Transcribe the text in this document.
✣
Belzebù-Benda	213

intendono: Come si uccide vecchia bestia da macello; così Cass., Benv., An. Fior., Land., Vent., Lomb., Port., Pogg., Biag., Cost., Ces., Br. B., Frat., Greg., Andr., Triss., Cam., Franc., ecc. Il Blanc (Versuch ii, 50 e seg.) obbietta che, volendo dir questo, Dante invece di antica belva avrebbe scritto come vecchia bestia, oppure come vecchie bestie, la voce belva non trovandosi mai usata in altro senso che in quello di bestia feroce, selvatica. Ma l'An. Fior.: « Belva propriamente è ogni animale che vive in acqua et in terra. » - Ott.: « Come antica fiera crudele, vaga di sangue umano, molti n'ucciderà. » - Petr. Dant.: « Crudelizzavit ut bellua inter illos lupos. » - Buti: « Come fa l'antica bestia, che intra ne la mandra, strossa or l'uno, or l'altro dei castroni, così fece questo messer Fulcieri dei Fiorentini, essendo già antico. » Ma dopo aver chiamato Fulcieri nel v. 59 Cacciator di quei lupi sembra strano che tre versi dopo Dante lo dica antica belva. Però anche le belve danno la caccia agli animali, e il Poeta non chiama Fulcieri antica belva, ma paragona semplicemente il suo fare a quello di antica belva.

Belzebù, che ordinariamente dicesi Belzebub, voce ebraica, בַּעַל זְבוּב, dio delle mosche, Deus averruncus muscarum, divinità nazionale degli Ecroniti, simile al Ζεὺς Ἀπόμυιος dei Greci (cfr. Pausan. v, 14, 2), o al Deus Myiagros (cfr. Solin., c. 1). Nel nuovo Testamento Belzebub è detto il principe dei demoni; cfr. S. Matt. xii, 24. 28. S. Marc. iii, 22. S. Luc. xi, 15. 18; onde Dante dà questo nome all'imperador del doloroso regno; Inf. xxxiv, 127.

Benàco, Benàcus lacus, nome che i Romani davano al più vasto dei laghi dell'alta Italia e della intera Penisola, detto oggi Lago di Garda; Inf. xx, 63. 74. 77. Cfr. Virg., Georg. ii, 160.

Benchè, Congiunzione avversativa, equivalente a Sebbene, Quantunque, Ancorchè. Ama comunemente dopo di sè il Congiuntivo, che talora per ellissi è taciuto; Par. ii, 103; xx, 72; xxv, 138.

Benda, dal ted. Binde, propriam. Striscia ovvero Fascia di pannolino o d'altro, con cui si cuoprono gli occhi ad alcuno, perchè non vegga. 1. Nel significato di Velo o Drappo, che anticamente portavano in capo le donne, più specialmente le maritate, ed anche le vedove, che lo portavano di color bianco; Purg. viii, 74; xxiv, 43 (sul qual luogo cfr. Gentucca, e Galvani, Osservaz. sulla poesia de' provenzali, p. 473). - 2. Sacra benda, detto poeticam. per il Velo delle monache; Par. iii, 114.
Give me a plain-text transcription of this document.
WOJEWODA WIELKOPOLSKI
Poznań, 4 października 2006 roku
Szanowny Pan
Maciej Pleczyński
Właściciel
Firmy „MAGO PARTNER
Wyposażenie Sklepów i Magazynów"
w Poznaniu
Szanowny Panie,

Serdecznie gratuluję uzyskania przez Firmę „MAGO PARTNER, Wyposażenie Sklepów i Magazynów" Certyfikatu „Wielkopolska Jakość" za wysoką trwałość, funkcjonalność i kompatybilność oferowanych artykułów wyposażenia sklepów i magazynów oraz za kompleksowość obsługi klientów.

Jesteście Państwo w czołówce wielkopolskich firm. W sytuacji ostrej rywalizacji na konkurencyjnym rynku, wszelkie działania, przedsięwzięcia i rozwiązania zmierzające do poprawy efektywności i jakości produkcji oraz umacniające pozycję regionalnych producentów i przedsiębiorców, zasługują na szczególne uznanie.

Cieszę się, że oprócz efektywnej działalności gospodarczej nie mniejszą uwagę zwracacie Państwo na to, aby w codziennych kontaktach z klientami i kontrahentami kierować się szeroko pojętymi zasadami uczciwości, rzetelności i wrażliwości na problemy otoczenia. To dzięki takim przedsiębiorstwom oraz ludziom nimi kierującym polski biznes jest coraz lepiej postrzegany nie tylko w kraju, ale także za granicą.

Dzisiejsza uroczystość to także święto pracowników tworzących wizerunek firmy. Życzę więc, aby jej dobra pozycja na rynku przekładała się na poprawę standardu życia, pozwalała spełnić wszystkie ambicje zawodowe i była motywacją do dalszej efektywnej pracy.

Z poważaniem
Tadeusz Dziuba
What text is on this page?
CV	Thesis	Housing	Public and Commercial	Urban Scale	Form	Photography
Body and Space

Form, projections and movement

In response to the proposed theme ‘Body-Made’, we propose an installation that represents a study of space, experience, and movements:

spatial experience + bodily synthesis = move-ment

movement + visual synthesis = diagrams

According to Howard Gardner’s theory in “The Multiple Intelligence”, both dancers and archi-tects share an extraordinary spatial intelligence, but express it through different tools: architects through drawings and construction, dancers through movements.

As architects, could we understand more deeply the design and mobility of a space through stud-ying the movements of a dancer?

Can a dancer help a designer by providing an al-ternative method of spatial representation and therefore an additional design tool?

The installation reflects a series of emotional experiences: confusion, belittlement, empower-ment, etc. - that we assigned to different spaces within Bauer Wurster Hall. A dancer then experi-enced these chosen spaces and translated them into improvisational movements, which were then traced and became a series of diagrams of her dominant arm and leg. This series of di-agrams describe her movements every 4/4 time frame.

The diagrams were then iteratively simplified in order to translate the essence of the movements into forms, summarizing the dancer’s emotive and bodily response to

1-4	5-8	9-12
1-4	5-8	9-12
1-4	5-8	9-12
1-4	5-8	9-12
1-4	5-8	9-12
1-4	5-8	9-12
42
※
Pick out and copy the lines of the entries that hold the string "response".

In response to the proposed theme ‘Body-Made’, we propose an installation that represents a study of space, experience, and movements:
The diagrams were then iteratively simplified in order to translate the essence of the movements into forms, summarizing the dancer’s emotive and bodily response to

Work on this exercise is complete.